**Work to do**
Every record below should be transcribed exactly. Omit the images.

Extracted records

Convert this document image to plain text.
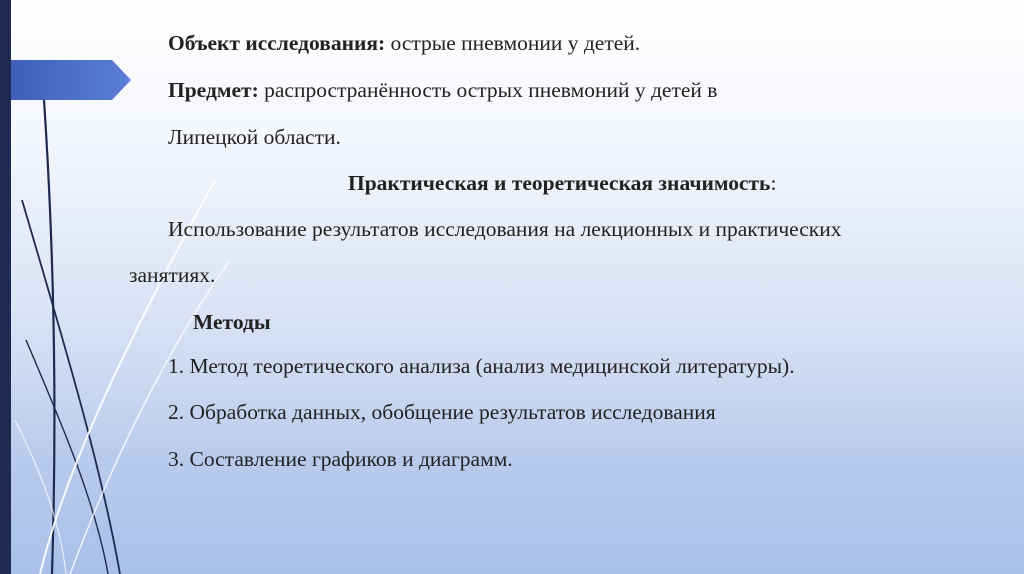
Объект исследования: острые пневмонии у детей.
Предмет: распространённость острых пневмоний у детей в
Липецкой области.
Практическая и теоретическая значимость:
Использование результатов исследования на лекционных и практических
занятиях.
Методы
1. Метод теоретического анализа (анализ медицинской литературы).
2. Обработка данных, обобщение результатов исследования
3. Составление графиков и диаграмм.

**Correct response**
Convert this document image to plain text.
Объект исследования: острые пневмонии у детей.
Предмет: распространённость острых пневмоний у детей в
Липецкой области.
Практическая и теоретическая значимость:
Использование результатов исследования на лекционных и практических
занятиях.
Методы
1. Метод теоретического анализа (анализ медицинской литературы).
2. Обработка данных, обобщение результатов исследования
3. Составление графиков и диаграмм.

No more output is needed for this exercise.